# [Set exercise]
Return the lines where the word "JSON" occurs.
^^^^
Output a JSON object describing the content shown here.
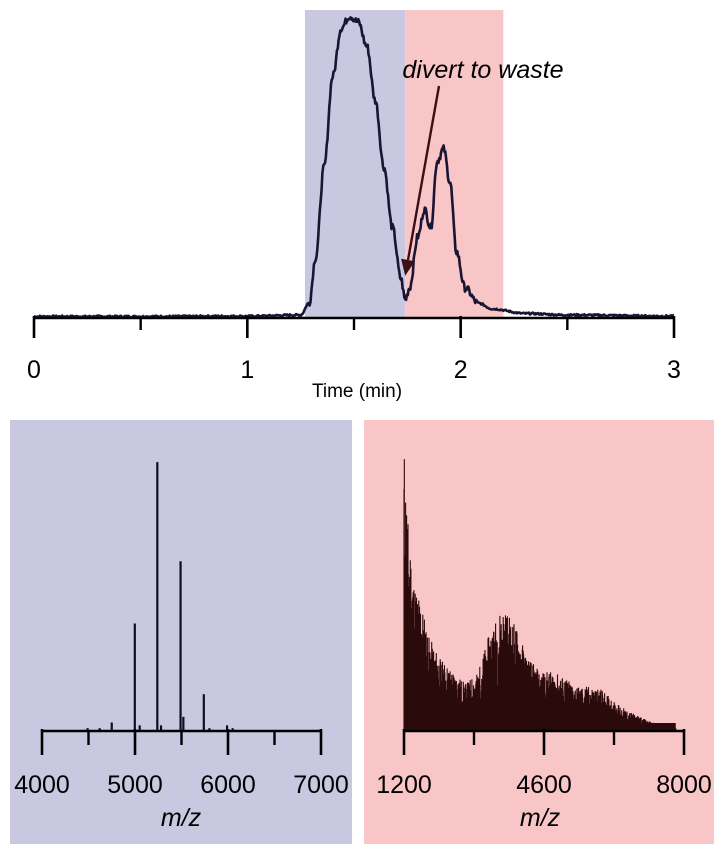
{
  "colors": {
    "blue_region": "#c8c9e1",
    "red_region": "#f8c6c7",
    "chromatogram_line": "#1a1533",
    "blue_spectrum_line": "#0d0d26",
    "red_spectrum_line": "#2a0a0a",
    "arrow": "#3a1016",
    "annotation_text": "#3a1016"
  },
  "chart_data": [
    {
      "type": "line",
      "xlabel": "Time (min)",
      "ylabel": "",
      "xlim": [
        0,
        3
      ],
      "x_ticks": [
        "0",
        "1",
        "2",
        "3"
      ],
      "minor_ticks": [
        0.5,
        1.5,
        2.5
      ],
      "shaded_regions": [
        {
          "x_start": 1.27,
          "x_end": 1.74,
          "color": "blue"
        },
        {
          "x_start": 1.74,
          "x_end": 2.2,
          "color": "red"
        }
      ],
      "annotation": {
        "text": "divert to waste",
        "arrow_to_x": 1.74,
        "arrow_to_y": 0.14
      },
      "series": [
        {
          "x": [
            0,
            0.5,
            1.0,
            1.25,
            1.29,
            1.32,
            1.36,
            1.4,
            1.44,
            1.48,
            1.52,
            1.56,
            1.6,
            1.64,
            1.68,
            1.72,
            1.74,
            1.76,
            1.8,
            1.83,
            1.86,
            1.89,
            1.92,
            1.95,
            1.98,
            2.02,
            2.08,
            2.15,
            2.3,
            2.5,
            3.0
          ],
          "y": [
            0.005,
            0.005,
            0.006,
            0.01,
            0.05,
            0.2,
            0.5,
            0.8,
            0.96,
            1.0,
            0.98,
            0.9,
            0.72,
            0.5,
            0.3,
            0.13,
            0.06,
            0.1,
            0.27,
            0.36,
            0.3,
            0.52,
            0.56,
            0.45,
            0.22,
            0.1,
            0.05,
            0.03,
            0.015,
            0.01,
            0.006
          ]
        }
      ]
    },
    {
      "type": "bar",
      "xlabel": "m/z",
      "xlim": [
        4000,
        7000
      ],
      "x_ticks": [
        "4000",
        "5000",
        "6000",
        "7000"
      ],
      "minor_ticks": [
        4500,
        5500,
        6500
      ],
      "background": "blue",
      "peaks": [
        {
          "x": 4490,
          "y": 0.01
        },
        {
          "x": 4620,
          "y": 0.01
        },
        {
          "x": 4750,
          "y": 0.03
        },
        {
          "x": 4998,
          "y": 0.38
        },
        {
          "x": 5050,
          "y": 0.02
        },
        {
          "x": 5240,
          "y": 0.95
        },
        {
          "x": 5280,
          "y": 0.02
        },
        {
          "x": 5490,
          "y": 0.6
        },
        {
          "x": 5520,
          "y": 0.05
        },
        {
          "x": 5740,
          "y": 0.13
        },
        {
          "x": 5800,
          "y": 0.01
        },
        {
          "x": 5990,
          "y": 0.02
        },
        {
          "x": 6050,
          "y": 0.01
        }
      ]
    },
    {
      "type": "bar",
      "xlabel": "m/z",
      "xlim": [
        1200,
        8000
      ],
      "x_ticks": [
        "1200",
        "4600",
        "8000"
      ],
      "minor_ticks": [
        2900,
        6300
      ],
      "background": "red",
      "profile": {
        "x": [
          1200,
          1300,
          1450,
          1600,
          1800,
          2100,
          2400,
          2700,
          3000,
          3300,
          3600,
          3900,
          4200,
          4500,
          4800,
          5100,
          5400,
          5700,
          6000,
          6300,
          6600,
          6900,
          7200,
          7500,
          7800
        ],
        "y": [
          0.98,
          0.7,
          0.5,
          0.45,
          0.32,
          0.24,
          0.2,
          0.16,
          0.2,
          0.34,
          0.42,
          0.36,
          0.25,
          0.2,
          0.2,
          0.18,
          0.15,
          0.15,
          0.14,
          0.1,
          0.07,
          0.05,
          0.03,
          0.02,
          0.01
        ]
      }
    }
  ]
}
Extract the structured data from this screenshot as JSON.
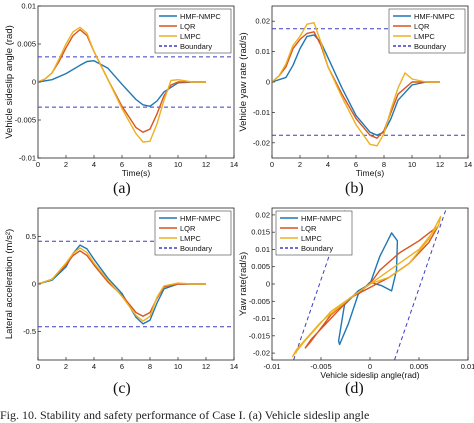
^^^^
# [Task result]
Output a JSON object describing the content shown here.
Extract the structured data from this screenshot as JSON.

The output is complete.